_What needs to be done_.
Write each record again exactly as it stands.

_Material provided_.
(begin)

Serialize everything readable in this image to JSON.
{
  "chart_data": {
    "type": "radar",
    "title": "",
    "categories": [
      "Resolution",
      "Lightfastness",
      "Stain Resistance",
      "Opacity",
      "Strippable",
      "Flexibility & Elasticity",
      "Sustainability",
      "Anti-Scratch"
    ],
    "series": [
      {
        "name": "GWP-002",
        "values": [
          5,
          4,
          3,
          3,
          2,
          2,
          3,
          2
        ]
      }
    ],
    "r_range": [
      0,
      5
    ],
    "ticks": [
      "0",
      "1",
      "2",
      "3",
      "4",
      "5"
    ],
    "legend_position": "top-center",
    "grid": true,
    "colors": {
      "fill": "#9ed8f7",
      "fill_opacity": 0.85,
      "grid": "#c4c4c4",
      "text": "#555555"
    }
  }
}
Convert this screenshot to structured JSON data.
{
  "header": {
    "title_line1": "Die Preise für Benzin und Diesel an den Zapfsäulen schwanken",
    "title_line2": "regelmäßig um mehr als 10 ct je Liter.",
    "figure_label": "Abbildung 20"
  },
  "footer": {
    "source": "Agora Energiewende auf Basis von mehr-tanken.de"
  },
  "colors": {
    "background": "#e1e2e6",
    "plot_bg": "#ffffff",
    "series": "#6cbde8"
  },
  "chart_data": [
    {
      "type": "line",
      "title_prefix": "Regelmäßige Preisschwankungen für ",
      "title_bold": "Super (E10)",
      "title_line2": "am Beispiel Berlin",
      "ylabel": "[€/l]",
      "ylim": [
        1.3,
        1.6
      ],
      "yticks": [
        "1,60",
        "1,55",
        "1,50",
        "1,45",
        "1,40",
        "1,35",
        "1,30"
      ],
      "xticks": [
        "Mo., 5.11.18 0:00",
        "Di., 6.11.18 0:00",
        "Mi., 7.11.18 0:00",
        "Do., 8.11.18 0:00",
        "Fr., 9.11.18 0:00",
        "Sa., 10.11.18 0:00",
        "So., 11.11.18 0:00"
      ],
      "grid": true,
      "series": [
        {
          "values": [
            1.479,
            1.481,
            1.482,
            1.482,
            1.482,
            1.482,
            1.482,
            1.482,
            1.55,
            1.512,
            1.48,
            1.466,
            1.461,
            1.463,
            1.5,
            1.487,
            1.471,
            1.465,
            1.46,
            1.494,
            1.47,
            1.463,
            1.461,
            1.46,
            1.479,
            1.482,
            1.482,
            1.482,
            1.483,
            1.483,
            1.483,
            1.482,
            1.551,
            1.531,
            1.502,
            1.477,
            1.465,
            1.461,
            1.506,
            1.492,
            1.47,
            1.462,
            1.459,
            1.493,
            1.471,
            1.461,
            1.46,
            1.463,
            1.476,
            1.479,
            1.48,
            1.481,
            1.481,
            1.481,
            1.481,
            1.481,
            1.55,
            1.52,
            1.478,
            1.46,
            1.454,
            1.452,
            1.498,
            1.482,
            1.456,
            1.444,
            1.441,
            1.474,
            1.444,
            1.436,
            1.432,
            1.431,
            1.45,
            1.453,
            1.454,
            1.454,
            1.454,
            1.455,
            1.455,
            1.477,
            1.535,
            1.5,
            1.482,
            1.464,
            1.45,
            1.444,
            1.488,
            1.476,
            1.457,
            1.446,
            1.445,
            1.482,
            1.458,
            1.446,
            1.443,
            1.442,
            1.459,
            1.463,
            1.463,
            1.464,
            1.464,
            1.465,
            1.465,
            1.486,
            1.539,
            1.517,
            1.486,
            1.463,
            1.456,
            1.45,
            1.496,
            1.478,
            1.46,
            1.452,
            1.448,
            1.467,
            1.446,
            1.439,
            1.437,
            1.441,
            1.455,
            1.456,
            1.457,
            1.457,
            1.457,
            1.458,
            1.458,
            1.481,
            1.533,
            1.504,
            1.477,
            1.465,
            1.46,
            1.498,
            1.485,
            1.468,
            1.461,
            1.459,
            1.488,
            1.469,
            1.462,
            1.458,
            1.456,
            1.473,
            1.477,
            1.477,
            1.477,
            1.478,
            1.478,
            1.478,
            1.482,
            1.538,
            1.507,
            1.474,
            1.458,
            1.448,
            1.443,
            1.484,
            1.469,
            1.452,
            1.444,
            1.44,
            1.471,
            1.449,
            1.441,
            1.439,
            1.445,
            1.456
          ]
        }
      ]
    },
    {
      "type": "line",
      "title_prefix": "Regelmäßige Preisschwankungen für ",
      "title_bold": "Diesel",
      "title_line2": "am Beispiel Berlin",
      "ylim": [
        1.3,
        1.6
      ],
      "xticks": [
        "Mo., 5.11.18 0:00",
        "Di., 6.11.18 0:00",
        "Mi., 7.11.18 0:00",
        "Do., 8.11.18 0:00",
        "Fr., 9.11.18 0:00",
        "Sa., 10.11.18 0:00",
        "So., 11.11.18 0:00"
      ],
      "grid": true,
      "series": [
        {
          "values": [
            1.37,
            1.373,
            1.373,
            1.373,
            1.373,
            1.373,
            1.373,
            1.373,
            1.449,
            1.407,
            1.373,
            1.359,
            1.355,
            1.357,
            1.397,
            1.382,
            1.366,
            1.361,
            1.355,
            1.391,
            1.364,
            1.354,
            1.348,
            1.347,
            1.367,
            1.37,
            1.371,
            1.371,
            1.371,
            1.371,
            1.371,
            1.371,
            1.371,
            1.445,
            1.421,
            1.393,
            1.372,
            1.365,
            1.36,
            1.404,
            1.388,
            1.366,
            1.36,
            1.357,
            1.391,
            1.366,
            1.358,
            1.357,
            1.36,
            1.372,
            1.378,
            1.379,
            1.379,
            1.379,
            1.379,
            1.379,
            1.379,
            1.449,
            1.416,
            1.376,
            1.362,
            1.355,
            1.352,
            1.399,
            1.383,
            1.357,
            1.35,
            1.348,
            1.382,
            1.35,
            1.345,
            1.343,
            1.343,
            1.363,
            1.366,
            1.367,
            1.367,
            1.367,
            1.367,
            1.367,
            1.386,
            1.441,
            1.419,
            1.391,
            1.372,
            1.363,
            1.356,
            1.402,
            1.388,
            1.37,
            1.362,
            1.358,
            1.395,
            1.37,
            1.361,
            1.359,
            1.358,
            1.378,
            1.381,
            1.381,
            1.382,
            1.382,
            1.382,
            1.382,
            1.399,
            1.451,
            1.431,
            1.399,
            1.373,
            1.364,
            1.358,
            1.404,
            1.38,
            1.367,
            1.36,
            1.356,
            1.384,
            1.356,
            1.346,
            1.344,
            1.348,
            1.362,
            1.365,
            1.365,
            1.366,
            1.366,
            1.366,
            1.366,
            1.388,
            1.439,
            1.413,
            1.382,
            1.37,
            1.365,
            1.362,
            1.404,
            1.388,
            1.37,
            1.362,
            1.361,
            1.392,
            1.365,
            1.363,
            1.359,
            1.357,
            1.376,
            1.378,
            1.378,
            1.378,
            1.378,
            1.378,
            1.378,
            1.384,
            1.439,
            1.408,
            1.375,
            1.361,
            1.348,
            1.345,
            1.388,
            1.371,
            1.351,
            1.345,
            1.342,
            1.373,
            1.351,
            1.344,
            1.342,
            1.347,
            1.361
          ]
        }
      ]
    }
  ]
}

(end)

_Solution_.
Serialize everything readable in this image to JSON.
{
  "chart_data": {
    "type": "radar",
    "title": "",
    "categories": [
      "Resolution",
      "Lightfastness",
      "Stain Resistance",
      "Opacity",
      "Strippable",
      "Flexibility & Elasticity",
      "Sustainability",
      "Anti-Scratch"
    ],
    "series": [
      {
        "name": "GWP-002",
        "values": [
          5,
          4,
          3,
          3,
          2,
          2,
          3,
          2
        ]
      }
    ],
    "r_range": [
      0,
      5
    ],
    "ticks": [
      "0",
      "1",
      "2",
      "3",
      "4",
      "5"
    ],
    "legend_position": "top-center",
    "grid": true,
    "colors": {
      "fill": "#9ed8f7",
      "fill_opacity": 0.85,
      "grid": "#c4c4c4",
      "text": "#555555"
    }
  }
}
Convert this screenshot to structured JSON data.
{
  "header": {
    "title_line1": "Die Preise für Benzin und Diesel an den Zapfsäulen schwanken",
    "title_line2": "regelmäßig um mehr als 10 ct je Liter.",
    "figure_label": "Abbildung 20"
  },
  "footer": {
    "source": "Agora Energiewende auf Basis von mehr-tanken.de"
  },
  "colors": {
    "background": "#e1e2e6",
    "plot_bg": "#ffffff",
    "series": "#6cbde8"
  },
  "chart_data": [
    {
      "type": "line",
      "title_prefix": "Regelmäßige Preisschwankungen für ",
      "title_bold": "Super (E10)",
      "title_line2": "am Beispiel Berlin",
      "ylabel": "[€/l]",
      "ylim": [
        1.3,
        1.6
      ],
      "yticks": [
        "1,60",
        "1,55",
        "1,50",
        "1,45",
        "1,40",
        "1,35",
        "1,30"
      ],
      "xticks": [
        "Mo., 5.11.18 0:00",
        "Di., 6.11.18 0:00",
        "Mi., 7.11.18 0:00",
        "Do., 8.11.18 0:00",
        "Fr., 9.11.18 0:00",
        "Sa., 10.11.18 0:00",
        "So., 11.11.18 0:00"
      ],
      "grid": true,
      "series": [
        {
          "values": [
            1.479,
            1.481,
            1.482,
            1.482,
            1.482,
            1.482,
            1.482,
            1.482,
            1.55,
            1.512,
            1.48,
            1.466,
            1.461,
            1.463,
            1.5,
            1.487,
            1.471,
            1.465,
            1.46,
            1.494,
            1.47,
            1.463,
            1.461,
            1.46,
            1.479,
            1.482,
            1.482,
            1.482,
            1.483,
            1.483,
            1.483,
            1.482,
            1.551,
            1.531,
            1.502,
            1.477,
            1.465,
            1.461,
            1.506,
            1.492,
            1.47,
            1.462,
            1.459,
            1.493,
            1.471,
            1.461,
            1.46,
            1.463,
            1.476,
            1.479,
            1.48,
            1.481,
            1.481,
            1.481,
            1.481,
            1.481,
            1.55,
            1.52,
            1.478,
            1.46,
            1.454,
            1.452,
            1.498,
            1.482,
            1.456,
            1.444,
            1.441,
            1.474,
            1.444,
            1.436,
            1.432,
            1.431,
            1.45,
            1.453,
            1.454,
            1.454,
            1.454,
            1.455,
            1.455,
            1.477,
            1.535,
            1.5,
            1.482,
            1.464,
            1.45,
            1.444,
            1.488,
            1.476,
            1.457,
            1.446,
            1.445,
            1.482,
            1.458,
            1.446,
            1.443,
            1.442,
            1.459,
            1.463,
            1.463,
            1.464,
            1.464,
            1.465,
            1.465,
            1.486,
            1.539,
            1.517,
            1.486,
            1.463,
            1.456,
            1.45,
            1.496,
            1.478,
            1.46,
            1.452,
            1.448,
            1.467,
            1.446,
            1.439,
            1.437,
            1.441,
            1.455,
            1.456,
            1.457,
            1.457,
            1.457,
            1.458,
            1.458,
            1.481,
            1.533,
            1.504,
            1.477,
            1.465,
            1.46,
            1.498,
            1.485,
            1.468,
            1.461,
            1.459,
            1.488,
            1.469,
            1.462,
            1.458,
            1.456,
            1.473,
            1.477,
            1.477,
            1.477,
            1.478,
            1.478,
            1.478,
            1.482,
            1.538,
            1.507,
            1.474,
            1.458,
            1.448,
            1.443,
            1.484,
            1.469,
            1.452,
            1.444,
            1.44,
            1.471,
            1.449,
            1.441,
            1.439,
            1.445,
            1.456
          ]
        }
      ]
    },
    {
      "type": "line",
      "title_prefix": "Regelmäßige Preisschwankungen für ",
      "title_bold": "Diesel",
      "title_line2": "am Beispiel Berlin",
      "ylim": [
        1.3,
        1.6
      ],
      "xticks": [
        "Mo., 5.11.18 0:00",
        "Di., 6.11.18 0:00",
        "Mi., 7.11.18 0:00",
        "Do., 8.11.18 0:00",
        "Fr., 9.11.18 0:00",
        "Sa., 10.11.18 0:00",
        "So., 11.11.18 0:00"
      ],
      "grid": true,
      "series": [
        {
          "values": [
            1.37,
            1.373,
            1.373,
            1.373,
            1.373,
            1.373,
            1.373,
            1.373,
            1.449,
            1.407,
            1.373,
            1.359,
            1.355,
            1.357,
            1.397,
            1.382,
            1.366,
            1.361,
            1.355,
            1.391,
            1.364,
            1.354,
            1.348,
            1.347,
            1.367,
            1.37,
            1.371,
            1.371,
            1.371,
            1.371,
            1.371,
            1.371,
            1.371,
            1.445,
            1.421,
            1.393,
            1.372,
            1.365,
            1.36,
            1.404,
            1.388,
            1.366,
            1.36,
            1.357,
            1.391,
            1.366,
            1.358,
            1.357,
            1.36,
            1.372,
            1.378,
            1.379,
            1.379,
            1.379,
            1.379,
            1.379,
            1.379,
            1.449,
            1.416,
            1.376,
            1.362,
            1.355,
            1.352,
            1.399,
            1.383,
            1.357,
            1.35,
            1.348,
            1.382,
            1.35,
            1.345,
            1.343,
            1.343,
            1.363,
            1.366,
            1.367,
            1.367,
            1.367,
            1.367,
            1.367,
            1.386,
            1.441,
            1.419,
            1.391,
            1.372,
            1.363,
            1.356,
            1.402,
            1.388,
            1.37,
            1.362,
            1.358,
            1.395,
            1.37,
            1.361,
            1.359,
            1.358,
            1.378,
            1.381,
            1.381,
            1.382,
            1.382,
            1.382,
            1.382,
            1.399,
            1.451,
            1.431,
            1.399,
            1.373,
            1.364,
            1.358,
            1.404,
            1.38,
            1.367,
            1.36,
            1.356,
            1.384,
            1.356,
            1.346,
            1.344,
            1.348,
            1.362,
            1.365,
            1.365,
            1.366,
            1.366,
            1.366,
            1.366,
            1.388,
            1.439,
            1.413,
            1.382,
            1.37,
            1.365,
            1.362,
            1.404,
            1.388,
            1.37,
            1.362,
            1.361,
            1.392,
            1.365,
            1.363,
            1.359,
            1.357,
            1.376,
            1.378,
            1.378,
            1.378,
            1.378,
            1.378,
            1.378,
            1.384,
            1.439,
            1.408,
            1.375,
            1.361,
            1.348,
            1.345,
            1.388,
            1.371,
            1.351,
            1.345,
            1.342,
            1.373,
            1.351,
            1.344,
            1.342,
            1.347,
            1.361
          ]
        }
      ]
    }
  ]
}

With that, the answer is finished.